◆ Selected passage
┏━━

It is notable for the number of historic terraced houses that face directly onto the square and the Mecklenburgh Square Garden. Access to the garden is only permitted to resident keyholders, except when it is open to all visitors for Open Garden Squares Weekend.

The garden was laid out between 1809 and 1810 as the centrepiece of the newly developed Mecklenburgh Square; buildings on the eastern side were designed by architect Joseph Kay. The  garden is made up of formal lawns, gravel paths, mature plane trees and other ornamental trees. It contains a children's playground, and a tennis court. The east side of the garden is planted with plants native to New Zealand.

To the west is Coram's Fields, and to the east is Gray's Inn Road, a major local thoroughfare. Goodenough College is a postgraduate residence and educational trust on the north and south sides of the square, and operates an academic-oriented hotel on the east side. Russell Square tube station is located to the south-west of the square, and the railway termini King's Cross and St Pancras are a short walk north.

Mecklenburgh Square, Brunswick Square and Coram's Fields are jointly listed Grade II on the Register of Historic Parks and Gardens.

Notable residents 
 Samuel Parkes (chemist) died here on 23 December 1825.
 Thomas Carlyle and Jane Welsh Carlyle took lodgings at 4 Amport Street, Mecklenburg Square from late Oct 1831 to 25 March 1832. It was here he wrote his acclaimed review of Boswell's Life of Johnson and the brief "Baron Von Goethe" article published in Fraser's magazine (March 1832).

┗━━

◆ Instructions
a: Answer these about the Mecklenburgh Square text:
(i) In which years was the garden laid out?
(ii) What is planted on the east side of the garden?
(iii) Which tube station lies to the south-west of the square?
b: From the Mecklenburgh Square text, extract the passage between "It is notable" and "to New Zealand.", inclusive.
The records that follow come from a separate source unrelated to the text.

◆ Provided material
┏━━

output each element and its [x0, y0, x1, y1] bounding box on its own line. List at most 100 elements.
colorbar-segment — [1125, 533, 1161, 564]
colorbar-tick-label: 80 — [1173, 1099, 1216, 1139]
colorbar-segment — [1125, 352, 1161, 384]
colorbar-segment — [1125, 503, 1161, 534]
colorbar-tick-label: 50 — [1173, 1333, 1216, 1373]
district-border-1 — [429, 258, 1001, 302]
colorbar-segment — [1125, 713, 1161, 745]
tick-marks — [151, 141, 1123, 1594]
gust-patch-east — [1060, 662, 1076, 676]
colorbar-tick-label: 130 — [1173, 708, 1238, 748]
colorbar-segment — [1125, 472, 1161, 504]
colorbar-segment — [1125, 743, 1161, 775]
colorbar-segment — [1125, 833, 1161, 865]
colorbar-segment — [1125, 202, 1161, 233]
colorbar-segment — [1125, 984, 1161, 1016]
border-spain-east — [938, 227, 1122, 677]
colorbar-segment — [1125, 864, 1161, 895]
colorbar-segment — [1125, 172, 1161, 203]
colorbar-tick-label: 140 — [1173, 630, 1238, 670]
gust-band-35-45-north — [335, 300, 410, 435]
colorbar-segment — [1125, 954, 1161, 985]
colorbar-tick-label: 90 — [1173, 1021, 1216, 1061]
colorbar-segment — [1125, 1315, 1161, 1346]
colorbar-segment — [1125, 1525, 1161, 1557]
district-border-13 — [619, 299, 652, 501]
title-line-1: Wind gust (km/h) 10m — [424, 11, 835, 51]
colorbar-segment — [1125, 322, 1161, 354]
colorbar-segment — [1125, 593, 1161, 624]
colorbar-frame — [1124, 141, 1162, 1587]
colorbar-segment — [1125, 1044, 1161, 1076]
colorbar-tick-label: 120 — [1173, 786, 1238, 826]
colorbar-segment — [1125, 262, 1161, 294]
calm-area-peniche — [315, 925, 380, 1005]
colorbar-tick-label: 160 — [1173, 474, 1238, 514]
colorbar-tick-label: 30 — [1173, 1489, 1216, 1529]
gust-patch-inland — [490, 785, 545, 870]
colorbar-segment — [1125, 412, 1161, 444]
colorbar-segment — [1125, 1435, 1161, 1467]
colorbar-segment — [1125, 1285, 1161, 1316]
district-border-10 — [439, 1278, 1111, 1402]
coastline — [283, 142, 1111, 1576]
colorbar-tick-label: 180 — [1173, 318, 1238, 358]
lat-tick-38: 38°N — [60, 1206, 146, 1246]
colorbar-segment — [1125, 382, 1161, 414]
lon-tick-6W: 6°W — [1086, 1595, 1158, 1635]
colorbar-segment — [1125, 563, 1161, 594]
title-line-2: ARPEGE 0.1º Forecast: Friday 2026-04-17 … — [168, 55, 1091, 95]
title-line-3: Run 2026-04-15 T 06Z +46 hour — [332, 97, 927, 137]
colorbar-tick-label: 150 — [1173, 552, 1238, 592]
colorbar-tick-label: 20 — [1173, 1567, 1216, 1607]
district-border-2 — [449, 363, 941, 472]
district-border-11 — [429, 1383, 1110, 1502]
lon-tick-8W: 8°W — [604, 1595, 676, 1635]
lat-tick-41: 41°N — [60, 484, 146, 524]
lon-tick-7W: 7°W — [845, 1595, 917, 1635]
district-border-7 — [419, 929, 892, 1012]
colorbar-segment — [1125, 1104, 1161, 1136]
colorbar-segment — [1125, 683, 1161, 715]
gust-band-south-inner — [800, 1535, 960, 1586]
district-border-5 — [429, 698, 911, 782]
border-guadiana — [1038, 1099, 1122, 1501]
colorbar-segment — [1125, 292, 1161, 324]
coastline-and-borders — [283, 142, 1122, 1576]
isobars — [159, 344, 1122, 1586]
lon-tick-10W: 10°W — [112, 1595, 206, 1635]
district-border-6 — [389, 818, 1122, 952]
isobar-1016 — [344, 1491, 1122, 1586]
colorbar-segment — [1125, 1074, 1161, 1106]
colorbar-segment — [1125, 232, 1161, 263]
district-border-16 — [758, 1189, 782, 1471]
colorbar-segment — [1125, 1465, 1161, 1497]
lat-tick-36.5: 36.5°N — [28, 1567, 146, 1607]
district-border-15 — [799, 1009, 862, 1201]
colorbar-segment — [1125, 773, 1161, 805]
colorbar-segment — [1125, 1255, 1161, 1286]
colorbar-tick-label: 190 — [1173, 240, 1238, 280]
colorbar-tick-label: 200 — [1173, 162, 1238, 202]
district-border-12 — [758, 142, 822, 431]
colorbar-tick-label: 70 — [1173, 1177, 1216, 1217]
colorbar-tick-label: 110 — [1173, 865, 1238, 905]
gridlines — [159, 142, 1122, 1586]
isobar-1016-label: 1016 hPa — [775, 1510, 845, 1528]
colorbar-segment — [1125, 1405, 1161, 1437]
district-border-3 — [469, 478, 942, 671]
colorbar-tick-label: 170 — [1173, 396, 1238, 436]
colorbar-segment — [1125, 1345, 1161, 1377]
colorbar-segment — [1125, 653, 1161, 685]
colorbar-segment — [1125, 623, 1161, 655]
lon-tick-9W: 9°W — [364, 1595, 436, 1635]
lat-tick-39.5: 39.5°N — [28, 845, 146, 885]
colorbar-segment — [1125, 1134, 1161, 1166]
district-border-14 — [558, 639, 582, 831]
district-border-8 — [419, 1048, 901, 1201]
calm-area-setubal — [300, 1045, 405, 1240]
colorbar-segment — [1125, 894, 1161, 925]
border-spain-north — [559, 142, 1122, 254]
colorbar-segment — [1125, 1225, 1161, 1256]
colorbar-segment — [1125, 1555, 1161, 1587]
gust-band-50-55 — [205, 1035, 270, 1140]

┗━━

◆ Replies
a:
(i) Between 1809 and 1810.
(ii) Plants native to New Zealand.
(iii) Russell Square.

b:
It is notable for the number of historic terraced houses that face directly onto the square and the Mecklenburgh Square Garden. Access to the garden is only permitted to resident keyholders, except when it is open to all visitors for Open Garden Squares Weekend.

The garden was laid out between 1809 and 1810 as the centrepiece of the newly developed Mecklenburgh Square; buildings on the eastern side were designed by architect Joseph Kay. The  garden is made up of formal lawns, gravel paths, mature plane trees and other ornamental trees. It contains a children's playground, and a tennis court. The east side of the garden is planted with plants native to New Zealand.